RECORDS SUPPLIED -
++++++++
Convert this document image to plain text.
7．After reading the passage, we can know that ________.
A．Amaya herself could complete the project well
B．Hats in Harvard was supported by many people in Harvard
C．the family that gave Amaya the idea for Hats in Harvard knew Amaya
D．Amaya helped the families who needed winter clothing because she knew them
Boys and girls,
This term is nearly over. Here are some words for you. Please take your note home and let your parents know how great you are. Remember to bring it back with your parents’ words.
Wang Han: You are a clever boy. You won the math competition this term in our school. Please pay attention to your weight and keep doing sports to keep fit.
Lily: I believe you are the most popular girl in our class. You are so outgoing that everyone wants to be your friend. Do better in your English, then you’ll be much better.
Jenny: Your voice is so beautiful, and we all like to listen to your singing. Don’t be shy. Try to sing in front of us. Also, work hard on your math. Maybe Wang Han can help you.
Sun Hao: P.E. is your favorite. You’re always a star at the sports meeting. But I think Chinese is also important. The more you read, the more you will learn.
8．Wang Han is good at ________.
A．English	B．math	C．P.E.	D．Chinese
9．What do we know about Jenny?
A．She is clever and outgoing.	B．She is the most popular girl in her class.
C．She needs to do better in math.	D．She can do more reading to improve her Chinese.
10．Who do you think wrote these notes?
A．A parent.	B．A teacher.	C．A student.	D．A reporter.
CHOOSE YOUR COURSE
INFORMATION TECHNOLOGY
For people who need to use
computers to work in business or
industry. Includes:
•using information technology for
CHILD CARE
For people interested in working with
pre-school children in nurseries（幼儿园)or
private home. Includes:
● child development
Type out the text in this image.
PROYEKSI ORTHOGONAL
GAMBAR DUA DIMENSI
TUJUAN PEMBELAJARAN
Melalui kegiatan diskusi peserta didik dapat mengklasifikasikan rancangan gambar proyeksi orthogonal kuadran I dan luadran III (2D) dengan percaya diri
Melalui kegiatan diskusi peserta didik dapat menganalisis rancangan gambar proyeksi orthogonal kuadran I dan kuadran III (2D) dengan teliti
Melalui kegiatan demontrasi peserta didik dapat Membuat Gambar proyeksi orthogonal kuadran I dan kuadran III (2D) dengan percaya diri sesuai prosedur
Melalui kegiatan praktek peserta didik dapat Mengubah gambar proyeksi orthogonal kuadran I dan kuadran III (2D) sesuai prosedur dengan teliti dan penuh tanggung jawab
++++++++
REQUEST - Emit the records above again, exactly, with no line skipped.

ANSWER BELOW -
Convert this document image to plain text.
7．After reading the passage, we can know that ________.
A．Amaya herself could complete the project well
B．Hats in Harvard was supported by many people in Harvard
C．the family that gave Amaya the idea for Hats in Harvard knew Amaya
D．Amaya helped the families who needed winter clothing because she knew them
Boys and girls,
This term is nearly over. Here are some words for you. Please take your note home and let your parents know how great you are. Remember to bring it back with your parents’ words.
Wang Han: You are a clever boy. You won the math competition this term in our school. Please pay attention to your weight and keep doing sports to keep fit.
Lily: I believe you are the most popular girl in our class. You are so outgoing that everyone wants to be your friend. Do better in your English, then you’ll be much better.
Jenny: Your voice is so beautiful, and we all like to listen to your singing. Don’t be shy. Try to sing in front of us. Also, work hard on your math. Maybe Wang Han can help you.
Sun Hao: P.E. is your favorite. You’re always a star at the sports meeting. But I think Chinese is also important. The more you read, the more you will learn.
8．Wang Han is good at ________.
A．English	B．math	C．P.E.	D．Chinese
9．What do we know about Jenny?
A．She is clever and outgoing.	B．She is the most popular girl in her class.
C．She needs to do better in math.	D．She can do more reading to improve her Chinese.
10．Who do you think wrote these notes?
A．A parent.	B．A teacher.	C．A student.	D．A reporter.
CHOOSE YOUR COURSE
INFORMATION TECHNOLOGY
For people who need to use
computers to work in business or
industry. Includes:
•using information technology for
CHILD CARE
For people interested in working with
pre-school children in nurseries（幼儿园)or
private home. Includes:
● child development
Type out the text in this image.
PROYEKSI ORTHOGONAL
GAMBAR DUA DIMENSI
TUJUAN PEMBELAJARAN
Melalui kegiatan diskusi peserta didik dapat mengklasifikasikan rancangan gambar proyeksi orthogonal kuadran I dan luadran III (2D) dengan percaya diri
Melalui kegiatan diskusi peserta didik dapat menganalisis rancangan gambar proyeksi orthogonal kuadran I dan kuadran III (2D) dengan teliti
Melalui kegiatan demontrasi peserta didik dapat Membuat Gambar proyeksi orthogonal kuadran I dan kuadran III (2D) dengan percaya diri sesuai prosedur
Melalui kegiatan praktek peserta didik dapat Mengubah gambar proyeksi orthogonal kuadran I dan kuadran III (2D) sesuai prosedur dengan teliti dan penuh tanggung jawab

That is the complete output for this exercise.